* [Data for the task]
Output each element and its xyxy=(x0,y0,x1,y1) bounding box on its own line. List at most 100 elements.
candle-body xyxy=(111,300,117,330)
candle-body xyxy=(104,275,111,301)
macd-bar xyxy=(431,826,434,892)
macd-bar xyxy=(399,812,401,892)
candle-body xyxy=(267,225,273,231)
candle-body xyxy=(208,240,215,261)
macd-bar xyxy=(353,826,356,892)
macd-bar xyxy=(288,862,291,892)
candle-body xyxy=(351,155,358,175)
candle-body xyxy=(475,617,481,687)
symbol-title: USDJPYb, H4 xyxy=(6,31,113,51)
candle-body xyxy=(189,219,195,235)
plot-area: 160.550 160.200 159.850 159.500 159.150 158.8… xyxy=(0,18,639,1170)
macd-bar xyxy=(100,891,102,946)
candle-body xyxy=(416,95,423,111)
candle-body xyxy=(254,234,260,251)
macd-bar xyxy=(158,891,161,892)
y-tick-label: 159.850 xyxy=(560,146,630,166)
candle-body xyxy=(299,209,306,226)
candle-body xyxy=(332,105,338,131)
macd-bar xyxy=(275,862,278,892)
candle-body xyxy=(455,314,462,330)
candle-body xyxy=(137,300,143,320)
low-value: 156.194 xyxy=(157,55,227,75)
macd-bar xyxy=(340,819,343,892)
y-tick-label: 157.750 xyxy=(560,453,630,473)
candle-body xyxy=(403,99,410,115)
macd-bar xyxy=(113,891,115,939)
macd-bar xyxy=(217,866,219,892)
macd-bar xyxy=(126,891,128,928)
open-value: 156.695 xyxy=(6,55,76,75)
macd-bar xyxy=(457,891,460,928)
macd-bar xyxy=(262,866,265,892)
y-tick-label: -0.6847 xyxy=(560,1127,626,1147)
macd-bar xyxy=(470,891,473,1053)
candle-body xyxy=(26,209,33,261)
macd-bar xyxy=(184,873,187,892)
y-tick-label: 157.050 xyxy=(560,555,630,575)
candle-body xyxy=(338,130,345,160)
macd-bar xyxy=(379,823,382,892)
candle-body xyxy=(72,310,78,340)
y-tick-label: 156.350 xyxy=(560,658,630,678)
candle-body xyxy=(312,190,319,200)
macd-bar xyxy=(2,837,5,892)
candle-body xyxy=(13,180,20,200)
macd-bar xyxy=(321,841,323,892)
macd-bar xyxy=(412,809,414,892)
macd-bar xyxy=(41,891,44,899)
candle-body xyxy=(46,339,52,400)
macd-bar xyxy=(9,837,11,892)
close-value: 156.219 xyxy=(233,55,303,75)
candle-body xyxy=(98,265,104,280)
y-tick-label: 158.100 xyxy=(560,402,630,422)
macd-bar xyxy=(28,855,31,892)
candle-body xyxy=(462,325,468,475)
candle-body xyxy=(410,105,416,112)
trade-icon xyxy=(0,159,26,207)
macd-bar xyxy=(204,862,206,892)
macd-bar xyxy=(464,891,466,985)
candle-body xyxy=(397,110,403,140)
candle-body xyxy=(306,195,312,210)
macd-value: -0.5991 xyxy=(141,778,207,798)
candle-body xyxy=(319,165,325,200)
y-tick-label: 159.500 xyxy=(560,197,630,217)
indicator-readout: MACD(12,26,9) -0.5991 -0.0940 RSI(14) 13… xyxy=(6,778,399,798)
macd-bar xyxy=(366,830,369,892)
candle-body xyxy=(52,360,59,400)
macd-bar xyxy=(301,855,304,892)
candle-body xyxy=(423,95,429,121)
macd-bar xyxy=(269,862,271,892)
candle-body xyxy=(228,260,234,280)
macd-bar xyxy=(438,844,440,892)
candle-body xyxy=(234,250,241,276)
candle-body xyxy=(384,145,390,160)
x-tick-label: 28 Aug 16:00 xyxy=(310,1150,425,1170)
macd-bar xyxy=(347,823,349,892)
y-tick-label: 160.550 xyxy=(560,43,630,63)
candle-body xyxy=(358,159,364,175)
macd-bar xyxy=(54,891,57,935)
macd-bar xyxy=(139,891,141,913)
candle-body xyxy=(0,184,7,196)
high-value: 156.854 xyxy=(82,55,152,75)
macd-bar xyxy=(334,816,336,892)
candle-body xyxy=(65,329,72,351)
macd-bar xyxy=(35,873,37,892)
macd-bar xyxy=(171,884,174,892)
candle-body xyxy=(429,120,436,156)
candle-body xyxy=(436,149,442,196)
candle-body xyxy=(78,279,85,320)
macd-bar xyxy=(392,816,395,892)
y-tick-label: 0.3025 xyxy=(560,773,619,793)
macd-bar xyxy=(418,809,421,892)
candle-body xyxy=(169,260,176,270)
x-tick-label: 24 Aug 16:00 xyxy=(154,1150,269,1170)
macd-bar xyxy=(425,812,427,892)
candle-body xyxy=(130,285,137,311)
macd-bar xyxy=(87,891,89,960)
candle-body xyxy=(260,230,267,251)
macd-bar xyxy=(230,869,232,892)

* [Written exercise]
Could you copy the listing above line for line, leaving every character unchanged?

* [Written response]
Output each element and its xyxy=(x0,y0,x1,y1) bounding box on its own line. List at most 100 elements.
candle-body xyxy=(111,300,117,330)
candle-body xyxy=(104,275,111,301)
macd-bar xyxy=(431,826,434,892)
macd-bar xyxy=(399,812,401,892)
candle-body xyxy=(267,225,273,231)
candle-body xyxy=(208,240,215,261)
macd-bar xyxy=(353,826,356,892)
macd-bar xyxy=(288,862,291,892)
candle-body xyxy=(351,155,358,175)
candle-body xyxy=(475,617,481,687)
symbol-title: USDJPYb, H4 xyxy=(6,31,113,51)
candle-body xyxy=(189,219,195,235)
plot-area: 160.550 160.200 159.850 159.500 159.150 158.8… xyxy=(0,18,639,1170)
macd-bar xyxy=(100,891,102,946)
candle-body xyxy=(416,95,423,111)
candle-body xyxy=(254,234,260,251)
macd-bar xyxy=(158,891,161,892)
y-tick-label: 159.850 xyxy=(560,146,630,166)
candle-body xyxy=(299,209,306,226)
candle-body xyxy=(332,105,338,131)
macd-bar xyxy=(275,862,278,892)
candle-body xyxy=(455,314,462,330)
candle-body xyxy=(137,300,143,320)
low-value: 156.194 xyxy=(157,55,227,75)
macd-bar xyxy=(340,819,343,892)
y-tick-label: 157.750 xyxy=(560,453,630,473)
candle-body xyxy=(403,99,410,115)
macd-bar xyxy=(113,891,115,939)
macd-bar xyxy=(217,866,219,892)
macd-bar xyxy=(126,891,128,928)
open-value: 156.695 xyxy=(6,55,76,75)
macd-bar xyxy=(457,891,460,928)
macd-bar xyxy=(262,866,265,892)
y-tick-label: -0.6847 xyxy=(560,1127,626,1147)
macd-bar xyxy=(470,891,473,1053)
candle-body xyxy=(26,209,33,261)
macd-bar xyxy=(184,873,187,892)
y-tick-label: 157.050 xyxy=(560,555,630,575)
candle-body xyxy=(338,130,345,160)
macd-bar xyxy=(379,823,382,892)
candle-body xyxy=(72,310,78,340)
y-tick-label: 156.350 xyxy=(560,658,630,678)
candle-body xyxy=(312,190,319,200)
macd-bar xyxy=(2,837,5,892)
candle-body xyxy=(13,180,20,200)
macd-bar xyxy=(321,841,323,892)
macd-bar xyxy=(412,809,414,892)
macd-bar xyxy=(41,891,44,899)
candle-body xyxy=(46,339,52,400)
macd-bar xyxy=(9,837,11,892)
close-value: 156.219 xyxy=(233,55,303,75)
candle-body xyxy=(98,265,104,280)
y-tick-label: 158.100 xyxy=(560,402,630,422)
macd-bar xyxy=(28,855,31,892)
candle-body xyxy=(462,325,468,475)
candle-body xyxy=(410,105,416,112)
trade-icon xyxy=(0,159,26,207)
macd-bar xyxy=(204,862,206,892)
macd-bar xyxy=(464,891,466,985)
candle-body xyxy=(397,110,403,140)
candle-body xyxy=(306,195,312,210)
macd-value: -0.5991 xyxy=(141,778,207,798)
candle-body xyxy=(319,165,325,200)
y-tick-label: 159.500 xyxy=(560,197,630,217)
indicator-readout: MACD(12,26,9) -0.5991 -0.0940 RSI(14) 13… xyxy=(6,778,399,798)
macd-bar xyxy=(366,830,369,892)
candle-body xyxy=(52,360,59,400)
macd-bar xyxy=(301,855,304,892)
candle-body xyxy=(423,95,429,121)
macd-bar xyxy=(269,862,271,892)
candle-body xyxy=(228,260,234,280)
macd-bar xyxy=(438,844,440,892)
candle-body xyxy=(234,250,241,276)
candle-body xyxy=(384,145,390,160)
x-tick-label: 28 Aug 16:00 xyxy=(310,1150,425,1170)
macd-bar xyxy=(347,823,349,892)
y-tick-label: 160.550 xyxy=(560,43,630,63)
candle-body xyxy=(358,159,364,175)
macd-bar xyxy=(54,891,57,935)
macd-bar xyxy=(139,891,141,913)
candle-body xyxy=(0,184,7,196)
high-value: 156.854 xyxy=(82,55,152,75)
macd-bar xyxy=(334,816,336,892)
candle-body xyxy=(65,329,72,351)
macd-bar xyxy=(35,873,37,892)
macd-bar xyxy=(171,884,174,892)
candle-body xyxy=(429,120,436,156)
candle-body xyxy=(436,149,442,196)
candle-body xyxy=(78,279,85,320)
macd-bar xyxy=(392,816,395,892)
y-tick-label: 0.3025 xyxy=(560,773,619,793)
macd-bar xyxy=(418,809,421,892)
candle-body xyxy=(169,260,176,270)
x-tick-label: 24 Aug 16:00 xyxy=(154,1150,269,1170)
macd-bar xyxy=(425,812,427,892)
candle-body xyxy=(130,285,137,311)
macd-bar xyxy=(87,891,89,960)
candle-body xyxy=(260,230,267,251)
macd-bar xyxy=(230,869,232,892)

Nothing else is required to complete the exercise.